— START —

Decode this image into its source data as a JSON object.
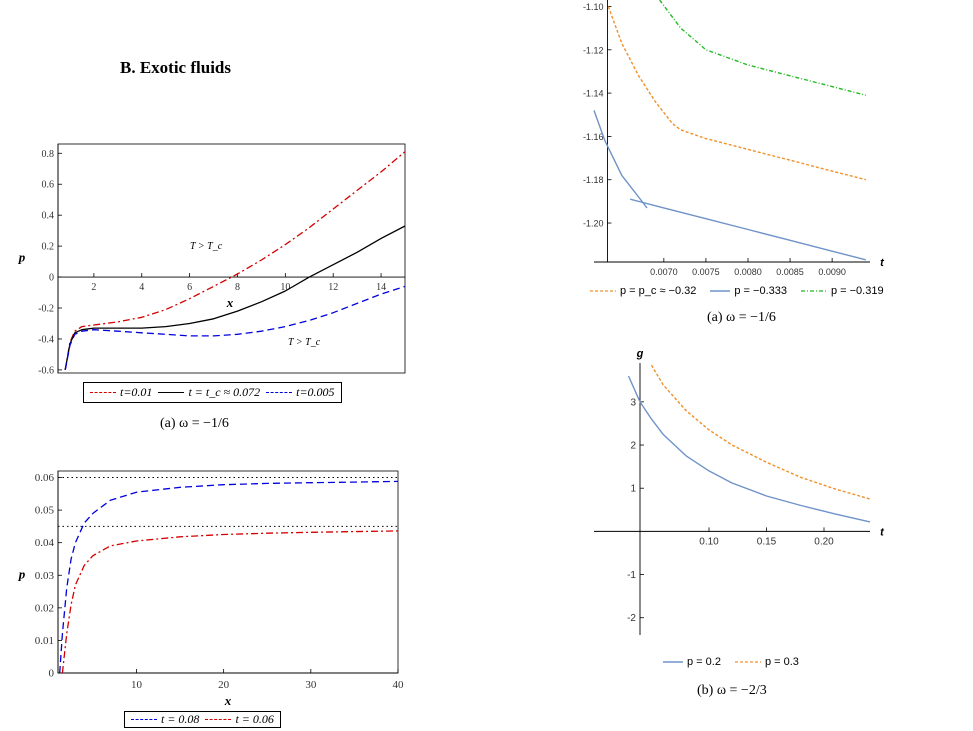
{
  "section_title": "B.   Exotic fluids",
  "captions": {
    "left_a": "(a)  ω = −1/6",
    "right_a": "(a)  ω = −1/6",
    "right_b": "(b)  ω = −2/3"
  },
  "chart_data": [
    {
      "id": "left-top",
      "type": "line",
      "xlabel": "x",
      "ylabel": "p",
      "xlim": [
        0.5,
        15
      ],
      "ylim": [
        -0.62,
        0.86
      ],
      "xticks": [
        2,
        4,
        6,
        8,
        10,
        12,
        14
      ],
      "yticks": [
        -0.6,
        -0.4,
        -0.2,
        0,
        0.2,
        0.4,
        0.6,
        0.8
      ],
      "annotations": [
        "T > T_c",
        "T > T_c"
      ],
      "series": [
        {
          "name": "t=0.01",
          "color": "#d40000",
          "dash": "dashdot",
          "x": [
            0.8,
            1.0,
            1.2,
            1.5,
            2,
            3,
            4,
            5,
            6,
            7,
            8,
            9,
            10,
            11,
            12,
            13,
            14,
            15
          ],
          "y": [
            -0.6,
            -0.42,
            -0.35,
            -0.32,
            -0.31,
            -0.29,
            -0.26,
            -0.21,
            -0.14,
            -0.06,
            0.02,
            0.11,
            0.21,
            0.32,
            0.44,
            0.56,
            0.68,
            0.81
          ]
        },
        {
          "name": "t = t_c ≈ 0.072",
          "color": "#000000",
          "dash": "solid",
          "x": [
            0.8,
            1.0,
            1.2,
            1.5,
            2,
            3,
            4,
            5,
            6,
            7,
            8,
            9,
            10,
            11,
            12,
            13,
            14,
            15
          ],
          "y": [
            -0.6,
            -0.43,
            -0.36,
            -0.34,
            -0.33,
            -0.33,
            -0.33,
            -0.32,
            -0.3,
            -0.27,
            -0.22,
            -0.16,
            -0.09,
            0.0,
            0.08,
            0.16,
            0.25,
            0.33
          ]
        },
        {
          "name": "t=0.005",
          "color": "#0000dd",
          "dash": "dashed",
          "x": [
            0.8,
            1.0,
            1.2,
            1.5,
            2,
            3,
            4,
            5,
            6,
            7,
            8,
            9,
            10,
            11,
            12,
            13,
            14,
            15
          ],
          "y": [
            -0.6,
            -0.44,
            -0.37,
            -0.35,
            -0.34,
            -0.35,
            -0.36,
            -0.37,
            -0.38,
            -0.38,
            -0.37,
            -0.35,
            -0.32,
            -0.28,
            -0.23,
            -0.17,
            -0.11,
            -0.06
          ]
        }
      ],
      "legend": [
        "t=0.01",
        "t = t_c ≈ 0.072",
        "t=0.005"
      ]
    },
    {
      "id": "left-bottom",
      "type": "line",
      "xlabel": "x",
      "ylabel": "p",
      "xlim": [
        1,
        40
      ],
      "ylim": [
        0,
        0.062
      ],
      "xticks": [
        10,
        20,
        30,
        40
      ],
      "yticks": [
        0,
        0.01,
        0.02,
        0.03,
        0.04,
        0.05,
        0.06
      ],
      "asymptotes": [
        0.06,
        0.045
      ],
      "series": [
        {
          "name": "t = 0.08",
          "color": "#0000dd",
          "dash": "dashed",
          "x": [
            1.2,
            1.5,
            2,
            2.5,
            3,
            4,
            5,
            7,
            10,
            15,
            20,
            25,
            30,
            35,
            40
          ],
          "y": [
            0.0,
            0.012,
            0.026,
            0.035,
            0.04,
            0.046,
            0.049,
            0.053,
            0.0555,
            0.057,
            0.0578,
            0.0582,
            0.0584,
            0.0586,
            0.0588
          ]
        },
        {
          "name": "t = 0.06",
          "color": "#d40000",
          "dash": "dashdot",
          "x": [
            1.5,
            2,
            2.5,
            3,
            4,
            5,
            7,
            10,
            15,
            20,
            25,
            30,
            35,
            40
          ],
          "y": [
            0.0,
            0.012,
            0.021,
            0.027,
            0.033,
            0.036,
            0.039,
            0.0405,
            0.0418,
            0.0425,
            0.0429,
            0.0432,
            0.0434,
            0.0436
          ]
        }
      ],
      "legend": [
        "t = 0.08",
        "t = 0.06"
      ]
    },
    {
      "id": "right-top",
      "type": "line",
      "xlabel": "t",
      "xlim": [
        0.00617,
        0.00945
      ],
      "ylim": [
        -1.218,
        -1.097
      ],
      "xticks": [
        0.007,
        0.0075,
        0.008,
        0.0085,
        0.009
      ],
      "xtick_labels": [
        "0.0070",
        "0.0075",
        "0.0080",
        "0.0085",
        "0.0090"
      ],
      "yticks": [
        -1.2,
        -1.18,
        -1.16,
        -1.14,
        -1.12,
        -1.1
      ],
      "ytick_labels": [
        "-1.20",
        "-1.18",
        "-1.16",
        "-1.14",
        "-1.12",
        "-1.10"
      ],
      "series": [
        {
          "name": "p = p_c ≈ −0.32",
          "color": "#f0902a",
          "dash": "dashed",
          "x": [
            0.00634,
            0.0065,
            0.0067,
            0.0069,
            0.0071,
            0.0072,
            0.0075,
            0.008,
            0.0085,
            0.009,
            0.0094
          ],
          "y": [
            -1.1,
            -1.117,
            -1.132,
            -1.144,
            -1.154,
            -1.157,
            -1.161,
            -1.166,
            -1.171,
            -1.176,
            -1.18
          ]
        },
        {
          "name": "p = −0.333",
          "color": "#6f93c9",
          "dash": "solid",
          "x": [
            0.00617,
            0.0063,
            0.0065,
            0.0067,
            0.0068
          ],
          "y": [
            -1.148,
            -1.162,
            -1.178,
            -1.188,
            -1.193
          ]
        },
        {
          "name": "p = −0.333 (lower branch)",
          "color": "#6f93c9",
          "dash": "solid",
          "x": [
            0.0066,
            0.007,
            0.0075,
            0.008,
            0.0085,
            0.009,
            0.0094
          ],
          "y": [
            -1.189,
            -1.193,
            -1.198,
            -1.203,
            -1.208,
            -1.213,
            -1.217
          ]
        },
        {
          "name": "p = −0.319",
          "color": "#22bb22",
          "dash": "dashdot",
          "x": [
            0.00695,
            0.0072,
            0.0075,
            0.008,
            0.0085,
            0.009,
            0.0094
          ],
          "y": [
            -1.097,
            -1.11,
            -1.12,
            -1.127,
            -1.132,
            -1.137,
            -1.141
          ]
        }
      ],
      "legend": [
        "p = p_c ≈ −0.32",
        "p = −0.333",
        "p = −0.319"
      ]
    },
    {
      "id": "right-bottom",
      "type": "line",
      "xlabel": "t",
      "ylabel": "g",
      "xlim": [
        0.0,
        0.24
      ],
      "ylim": [
        -2.4,
        3.9
      ],
      "xticks": [
        0.1,
        0.15,
        0.2
      ],
      "xtick_labels": [
        "0.10",
        "0.15",
        "0.20"
      ],
      "yticks": [
        -2,
        -1,
        1,
        2,
        3
      ],
      "series": [
        {
          "name": "p = 0.2",
          "color": "#6f93c9",
          "dash": "solid",
          "x": [
            0.03,
            0.04,
            0.05,
            0.06,
            0.08,
            0.1,
            0.12,
            0.15,
            0.18,
            0.21,
            0.24
          ],
          "y": [
            3.6,
            3.0,
            2.6,
            2.25,
            1.75,
            1.4,
            1.12,
            0.82,
            0.6,
            0.4,
            0.22
          ]
        },
        {
          "name": "p = 0.3",
          "color": "#f0902a",
          "dash": "dashed",
          "x": [
            0.05,
            0.06,
            0.08,
            0.1,
            0.12,
            0.15,
            0.18,
            0.21,
            0.24
          ],
          "y": [
            3.85,
            3.4,
            2.8,
            2.35,
            2.0,
            1.6,
            1.25,
            0.98,
            0.75
          ]
        }
      ],
      "legend": [
        "p = 0.2",
        "p = 0.3"
      ]
    }
  ]
}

— END —

Write out the listing above again, exactly, but with no pictures in the copy.

Decode this image into its source data as a JSON object.
{
  "section_title": "B.   Exotic fluids",
  "captions": {
    "left_a": "(a)  ω = −1/6",
    "right_a": "(a)  ω = −1/6",
    "right_b": "(b)  ω = −2/3"
  },
  "chart_data": [
    {
      "id": "left-top",
      "type": "line",
      "xlabel": "x",
      "ylabel": "p",
      "xlim": [
        0.5,
        15
      ],
      "ylim": [
        -0.62,
        0.86
      ],
      "xticks": [
        2,
        4,
        6,
        8,
        10,
        12,
        14
      ],
      "yticks": [
        -0.6,
        -0.4,
        -0.2,
        0,
        0.2,
        0.4,
        0.6,
        0.8
      ],
      "annotations": [
        "T > T_c",
        "T > T_c"
      ],
      "series": [
        {
          "name": "t=0.01",
          "color": "#d40000",
          "dash": "dashdot",
          "x": [
            0.8,
            1.0,
            1.2,
            1.5,
            2,
            3,
            4,
            5,
            6,
            7,
            8,
            9,
            10,
            11,
            12,
            13,
            14,
            15
          ],
          "y": [
            -0.6,
            -0.42,
            -0.35,
            -0.32,
            -0.31,
            -0.29,
            -0.26,
            -0.21,
            -0.14,
            -0.06,
            0.02,
            0.11,
            0.21,
            0.32,
            0.44,
            0.56,
            0.68,
            0.81
          ]
        },
        {
          "name": "t = t_c ≈ 0.072",
          "color": "#000000",
          "dash": "solid",
          "x": [
            0.8,
            1.0,
            1.2,
            1.5,
            2,
            3,
            4,
            5,
            6,
            7,
            8,
            9,
            10,
            11,
            12,
            13,
            14,
            15
          ],
          "y": [
            -0.6,
            -0.43,
            -0.36,
            -0.34,
            -0.33,
            -0.33,
            -0.33,
            -0.32,
            -0.3,
            -0.27,
            -0.22,
            -0.16,
            -0.09,
            0.0,
            0.08,
            0.16,
            0.25,
            0.33
          ]
        },
        {
          "name": "t=0.005",
          "color": "#0000dd",
          "dash": "dashed",
          "x": [
            0.8,
            1.0,
            1.2,
            1.5,
            2,
            3,
            4,
            5,
            6,
            7,
            8,
            9,
            10,
            11,
            12,
            13,
            14,
            15
          ],
          "y": [
            -0.6,
            -0.44,
            -0.37,
            -0.35,
            -0.34,
            -0.35,
            -0.36,
            -0.37,
            -0.38,
            -0.38,
            -0.37,
            -0.35,
            -0.32,
            -0.28,
            -0.23,
            -0.17,
            -0.11,
            -0.06
          ]
        }
      ],
      "legend": [
        "t=0.01",
        "t = t_c ≈ 0.072",
        "t=0.005"
      ]
    },
    {
      "id": "left-bottom",
      "type": "line",
      "xlabel": "x",
      "ylabel": "p",
      "xlim": [
        1,
        40
      ],
      "ylim": [
        0,
        0.062
      ],
      "xticks": [
        10,
        20,
        30,
        40
      ],
      "yticks": [
        0,
        0.01,
        0.02,
        0.03,
        0.04,
        0.05,
        0.06
      ],
      "asymptotes": [
        0.06,
        0.045
      ],
      "series": [
        {
          "name": "t = 0.08",
          "color": "#0000dd",
          "dash": "dashed",
          "x": [
            1.2,
            1.5,
            2,
            2.5,
            3,
            4,
            5,
            7,
            10,
            15,
            20,
            25,
            30,
            35,
            40
          ],
          "y": [
            0.0,
            0.012,
            0.026,
            0.035,
            0.04,
            0.046,
            0.049,
            0.053,
            0.0555,
            0.057,
            0.0578,
            0.0582,
            0.0584,
            0.0586,
            0.0588
          ]
        },
        {
          "name": "t = 0.06",
          "color": "#d40000",
          "dash": "dashdot",
          "x": [
            1.5,
            2,
            2.5,
            3,
            4,
            5,
            7,
            10,
            15,
            20,
            25,
            30,
            35,
            40
          ],
          "y": [
            0.0,
            0.012,
            0.021,
            0.027,
            0.033,
            0.036,
            0.039,
            0.0405,
            0.0418,
            0.0425,
            0.0429,
            0.0432,
            0.0434,
            0.0436
          ]
        }
      ],
      "legend": [
        "t = 0.08",
        "t = 0.06"
      ]
    },
    {
      "id": "right-top",
      "type": "line",
      "xlabel": "t",
      "xlim": [
        0.00617,
        0.00945
      ],
      "ylim": [
        -1.218,
        -1.097
      ],
      "xticks": [
        0.007,
        0.0075,
        0.008,
        0.0085,
        0.009
      ],
      "xtick_labels": [
        "0.0070",
        "0.0075",
        "0.0080",
        "0.0085",
        "0.0090"
      ],
      "yticks": [
        -1.2,
        -1.18,
        -1.16,
        -1.14,
        -1.12,
        -1.1
      ],
      "ytick_labels": [
        "-1.20",
        "-1.18",
        "-1.16",
        "-1.14",
        "-1.12",
        "-1.10"
      ],
      "series": [
        {
          "name": "p = p_c ≈ −0.32",
          "color": "#f0902a",
          "dash": "dashed",
          "x": [
            0.00634,
            0.0065,
            0.0067,
            0.0069,
            0.0071,
            0.0072,
            0.0075,
            0.008,
            0.0085,
            0.009,
            0.0094
          ],
          "y": [
            -1.1,
            -1.117,
            -1.132,
            -1.144,
            -1.154,
            -1.157,
            -1.161,
            -1.166,
            -1.171,
            -1.176,
            -1.18
          ]
        },
        {
          "name": "p = −0.333",
          "color": "#6f93c9",
          "dash": "solid",
          "x": [
            0.00617,
            0.0063,
            0.0065,
            0.0067,
            0.0068
          ],
          "y": [
            -1.148,
            -1.162,
            -1.178,
            -1.188,
            -1.193
          ]
        },
        {
          "name": "p = −0.333 (lower branch)",
          "color": "#6f93c9",
          "dash": "solid",
          "x": [
            0.0066,
            0.007,
            0.0075,
            0.008,
            0.0085,
            0.009,
            0.0094
          ],
          "y": [
            -1.189,
            -1.193,
            -1.198,
            -1.203,
            -1.208,
            -1.213,
            -1.217
          ]
        },
        {
          "name": "p = −0.319",
          "color": "#22bb22",
          "dash": "dashdot",
          "x": [
            0.00695,
            0.0072,
            0.0075,
            0.008,
            0.0085,
            0.009,
            0.0094
          ],
          "y": [
            -1.097,
            -1.11,
            -1.12,
            -1.127,
            -1.132,
            -1.137,
            -1.141
          ]
        }
      ],
      "legend": [
        "p = p_c ≈ −0.32",
        "p = −0.333",
        "p = −0.319"
      ]
    },
    {
      "id": "right-bottom",
      "type": "line",
      "xlabel": "t",
      "ylabel": "g",
      "xlim": [
        0.0,
        0.24
      ],
      "ylim": [
        -2.4,
        3.9
      ],
      "xticks": [
        0.1,
        0.15,
        0.2
      ],
      "xtick_labels": [
        "0.10",
        "0.15",
        "0.20"
      ],
      "yticks": [
        -2,
        -1,
        1,
        2,
        3
      ],
      "series": [
        {
          "name": "p = 0.2",
          "color": "#6f93c9",
          "dash": "solid",
          "x": [
            0.03,
            0.04,
            0.05,
            0.06,
            0.08,
            0.1,
            0.12,
            0.15,
            0.18,
            0.21,
            0.24
          ],
          "y": [
            3.6,
            3.0,
            2.6,
            2.25,
            1.75,
            1.4,
            1.12,
            0.82,
            0.6,
            0.4,
            0.22
          ]
        },
        {
          "name": "p = 0.3",
          "color": "#f0902a",
          "dash": "dashed",
          "x": [
            0.05,
            0.06,
            0.08,
            0.1,
            0.12,
            0.15,
            0.18,
            0.21,
            0.24
          ],
          "y": [
            3.85,
            3.4,
            2.8,
            2.35,
            2.0,
            1.6,
            1.25,
            0.98,
            0.75
          ]
        }
      ],
      "legend": [
        "p = 0.2",
        "p = 0.3"
      ]
    }
  ]
}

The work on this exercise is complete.